--- Begin Supplied records ---

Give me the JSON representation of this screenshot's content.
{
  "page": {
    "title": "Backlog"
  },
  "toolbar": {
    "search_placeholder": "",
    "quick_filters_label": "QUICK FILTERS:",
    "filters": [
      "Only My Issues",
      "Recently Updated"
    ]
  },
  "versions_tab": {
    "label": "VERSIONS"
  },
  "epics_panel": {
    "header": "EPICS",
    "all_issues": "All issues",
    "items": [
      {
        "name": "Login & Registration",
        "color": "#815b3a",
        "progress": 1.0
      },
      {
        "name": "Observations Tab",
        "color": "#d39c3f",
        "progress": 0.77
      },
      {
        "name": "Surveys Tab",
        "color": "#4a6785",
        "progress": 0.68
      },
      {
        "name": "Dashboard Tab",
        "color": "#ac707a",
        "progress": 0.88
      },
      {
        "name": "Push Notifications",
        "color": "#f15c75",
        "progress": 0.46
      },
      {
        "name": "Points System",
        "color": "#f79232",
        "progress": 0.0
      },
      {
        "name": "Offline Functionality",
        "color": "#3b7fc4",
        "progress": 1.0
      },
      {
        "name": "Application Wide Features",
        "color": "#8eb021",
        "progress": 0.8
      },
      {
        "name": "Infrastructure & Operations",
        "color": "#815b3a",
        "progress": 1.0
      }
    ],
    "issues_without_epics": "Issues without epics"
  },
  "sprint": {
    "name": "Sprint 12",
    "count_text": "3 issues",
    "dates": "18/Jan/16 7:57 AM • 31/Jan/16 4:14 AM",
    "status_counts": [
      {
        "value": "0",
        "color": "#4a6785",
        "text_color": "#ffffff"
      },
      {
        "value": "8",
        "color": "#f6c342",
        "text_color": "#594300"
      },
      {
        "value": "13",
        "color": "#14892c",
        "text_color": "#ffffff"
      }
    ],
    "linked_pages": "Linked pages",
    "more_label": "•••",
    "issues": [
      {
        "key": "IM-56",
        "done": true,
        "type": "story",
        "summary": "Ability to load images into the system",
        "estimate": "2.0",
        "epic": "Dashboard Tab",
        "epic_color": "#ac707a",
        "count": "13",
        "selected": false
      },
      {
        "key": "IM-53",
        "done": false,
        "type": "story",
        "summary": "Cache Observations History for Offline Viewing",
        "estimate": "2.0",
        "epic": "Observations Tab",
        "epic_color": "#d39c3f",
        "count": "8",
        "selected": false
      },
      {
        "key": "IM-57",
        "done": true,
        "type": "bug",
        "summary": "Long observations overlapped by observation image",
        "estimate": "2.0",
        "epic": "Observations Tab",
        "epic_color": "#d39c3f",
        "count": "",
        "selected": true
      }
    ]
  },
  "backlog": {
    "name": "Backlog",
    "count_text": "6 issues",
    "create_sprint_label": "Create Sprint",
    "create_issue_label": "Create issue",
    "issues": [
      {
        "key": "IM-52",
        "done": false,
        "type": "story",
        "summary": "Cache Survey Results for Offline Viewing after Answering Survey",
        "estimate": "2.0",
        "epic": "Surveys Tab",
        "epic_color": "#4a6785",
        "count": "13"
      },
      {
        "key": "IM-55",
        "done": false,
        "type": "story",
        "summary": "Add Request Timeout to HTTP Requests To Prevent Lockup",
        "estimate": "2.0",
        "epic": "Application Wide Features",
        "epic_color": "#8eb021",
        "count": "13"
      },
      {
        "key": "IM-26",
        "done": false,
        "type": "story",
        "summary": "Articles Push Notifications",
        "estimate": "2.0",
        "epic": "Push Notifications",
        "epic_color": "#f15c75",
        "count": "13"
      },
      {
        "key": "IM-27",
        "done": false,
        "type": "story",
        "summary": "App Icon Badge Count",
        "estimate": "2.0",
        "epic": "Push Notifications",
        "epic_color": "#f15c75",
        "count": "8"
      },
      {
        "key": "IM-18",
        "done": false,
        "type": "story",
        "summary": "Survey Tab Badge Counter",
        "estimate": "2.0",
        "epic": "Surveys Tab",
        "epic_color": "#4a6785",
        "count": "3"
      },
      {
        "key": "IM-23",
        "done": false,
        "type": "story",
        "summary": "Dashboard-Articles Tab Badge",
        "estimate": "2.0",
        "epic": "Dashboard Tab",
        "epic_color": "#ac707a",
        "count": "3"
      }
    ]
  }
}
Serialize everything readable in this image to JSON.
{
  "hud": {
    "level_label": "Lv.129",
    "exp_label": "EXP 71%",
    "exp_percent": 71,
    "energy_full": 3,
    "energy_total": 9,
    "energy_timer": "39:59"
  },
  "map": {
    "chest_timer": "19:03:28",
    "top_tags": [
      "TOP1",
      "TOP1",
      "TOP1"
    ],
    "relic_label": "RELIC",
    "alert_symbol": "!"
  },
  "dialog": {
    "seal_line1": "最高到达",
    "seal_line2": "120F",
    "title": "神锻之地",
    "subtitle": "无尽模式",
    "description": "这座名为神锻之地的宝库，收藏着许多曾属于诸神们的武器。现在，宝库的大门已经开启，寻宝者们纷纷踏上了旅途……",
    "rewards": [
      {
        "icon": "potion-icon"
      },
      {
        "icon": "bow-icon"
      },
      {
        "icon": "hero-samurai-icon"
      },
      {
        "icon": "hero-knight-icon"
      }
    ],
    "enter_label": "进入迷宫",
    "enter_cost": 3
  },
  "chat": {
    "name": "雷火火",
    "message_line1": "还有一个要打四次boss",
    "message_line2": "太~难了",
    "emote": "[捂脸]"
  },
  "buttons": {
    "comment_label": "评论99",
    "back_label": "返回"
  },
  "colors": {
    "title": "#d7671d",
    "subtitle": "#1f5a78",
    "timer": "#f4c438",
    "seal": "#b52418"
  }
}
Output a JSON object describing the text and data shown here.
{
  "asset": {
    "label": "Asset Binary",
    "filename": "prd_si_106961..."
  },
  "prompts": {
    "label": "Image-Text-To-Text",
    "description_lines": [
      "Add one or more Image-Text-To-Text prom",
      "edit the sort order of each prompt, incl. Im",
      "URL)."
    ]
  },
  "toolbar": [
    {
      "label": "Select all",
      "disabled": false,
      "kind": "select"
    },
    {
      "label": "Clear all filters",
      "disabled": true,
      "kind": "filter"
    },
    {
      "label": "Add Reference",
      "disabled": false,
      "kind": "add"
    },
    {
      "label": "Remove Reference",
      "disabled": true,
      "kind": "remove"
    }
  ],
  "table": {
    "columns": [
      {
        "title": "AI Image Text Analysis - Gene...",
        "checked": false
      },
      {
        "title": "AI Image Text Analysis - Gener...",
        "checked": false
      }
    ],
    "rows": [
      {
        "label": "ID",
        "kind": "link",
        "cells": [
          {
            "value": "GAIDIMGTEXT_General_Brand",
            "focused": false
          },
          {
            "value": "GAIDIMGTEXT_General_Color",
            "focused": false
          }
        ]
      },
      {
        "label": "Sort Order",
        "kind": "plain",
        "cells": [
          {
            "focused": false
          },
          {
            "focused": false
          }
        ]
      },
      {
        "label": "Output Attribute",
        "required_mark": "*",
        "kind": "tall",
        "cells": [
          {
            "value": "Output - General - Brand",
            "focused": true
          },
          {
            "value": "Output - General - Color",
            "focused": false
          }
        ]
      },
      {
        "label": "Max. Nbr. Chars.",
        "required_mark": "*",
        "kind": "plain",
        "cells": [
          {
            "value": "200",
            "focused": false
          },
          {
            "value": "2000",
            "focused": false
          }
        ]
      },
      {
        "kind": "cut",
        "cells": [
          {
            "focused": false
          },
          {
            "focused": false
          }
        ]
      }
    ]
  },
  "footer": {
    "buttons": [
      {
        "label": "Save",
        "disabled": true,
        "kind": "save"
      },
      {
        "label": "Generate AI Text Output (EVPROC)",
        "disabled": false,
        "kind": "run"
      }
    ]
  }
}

--- End Supplied records ---

> [Instructions to follow] Return each full line of the entries that contains the word "Articles".

> [Written answer]
        "summary": "Articles Push Notifications",
        "summary": "Dashboard-Articles Tab Badge",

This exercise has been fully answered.